**RECORDS FOR PROCESSING:**

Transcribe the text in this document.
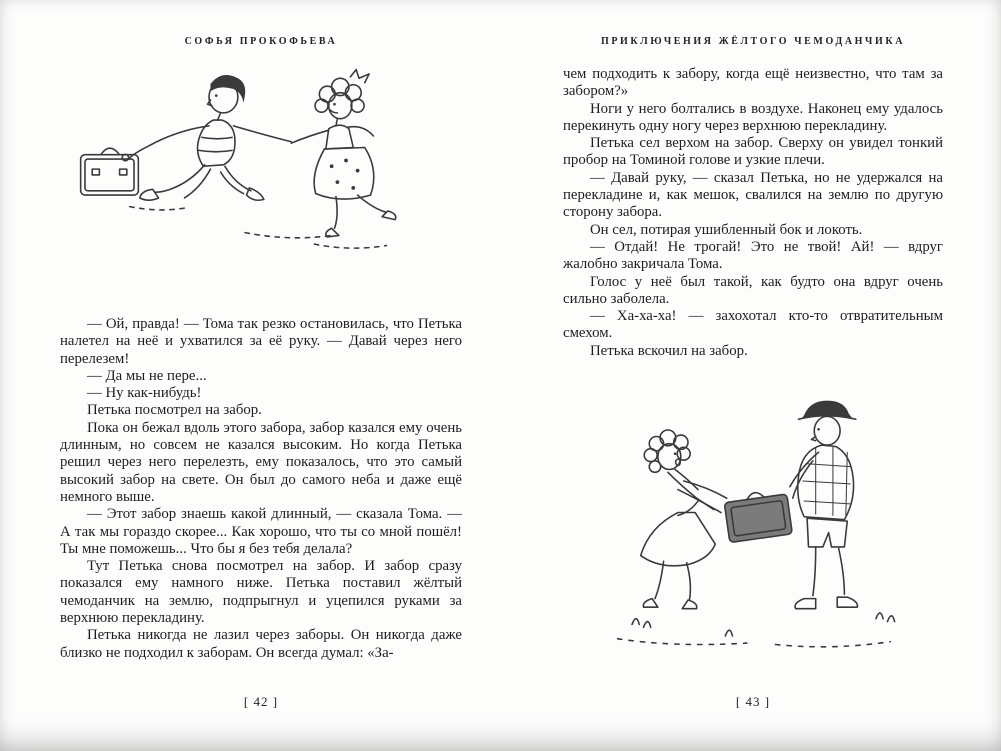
СОФЬЯ ПРОКОФЬЕВА

— Ой, правда! — Тома так резко остановилась, что Петька налетел на неё и ухватился за её руку. — Давай через него перелезем!

— Да мы не пере...

— Ну как-нибудь!

Петька посмотрел на забор.

Пока он бежал вдоль этого забора, забор казался ему очень длинным, но совсем не казался высоким. Но когда Петька решил через него перелезть, ему показалось, что это самый высокий забор на свете. Он был до самого неба и даже ещё немного выше.

— Этот забор знаешь какой длинный, — сказала Тома. — А так мы гораздо скорее... Как хорошо, что ты со мной пошёл! Ты мне поможешь... Что бы я без тебя делала?

Тут Петька снова посмотрел на забор. И забор сразу показался ему намного ниже. Петька поставил жёлтый чемоданчик на землю, подпрыгнул и уцепился руками за верхнюю перекладину.

Петька никогда не лазил через заборы. Он никогда даже близко не подходил к заборам. Он всегда думал: «За-

[ 42 ]
ПРИКЛЮЧЕНИЯ ЖЁЛТОГО ЧЕМОДАНЧИКА

чем подходить к забору, когда ещё неизвестно, что там за забором?»

Ноги у него болтались в воздухе. Наконец ему удалось перекинуть одну ногу через верхнюю перекладину.

Петька сел верхом на забор. Сверху он увидел тонкий пробор на Томиной голове и узкие плечи.

— Давай руку, — сказал Петька, но не удержался на перекладине и, как мешок, свалился на землю по другую сторону забора.

Он сел, потирая ушибленный бок и локоть.

— Отдай! Не трогай! Это не твой! Ай! — вдруг жалобно закричала Тома.

Голос у неё был такой, как будто она вдруг очень сильно заболела.

— Ха-ха-ха! — захохотал кто-то отвратительным смехом.

Петька вскочил на забор.

[ 43 ]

**PROBLEM DESCRIPTION:**
Copy all lines from the data that hold the word "очень".

**RESULT FOR THIS TASK:**
Пока он бежал вдоль этого забора, забор казался ему очень длинным, но совсем не казался высоким. Но когда Петька решил через него перелезть, ему показалось, что это самый высокий забор на свете. Он был до самого неба и даже ещё немного выше.
Голос у неё был такой, как будто она вдруг очень сильно заболела.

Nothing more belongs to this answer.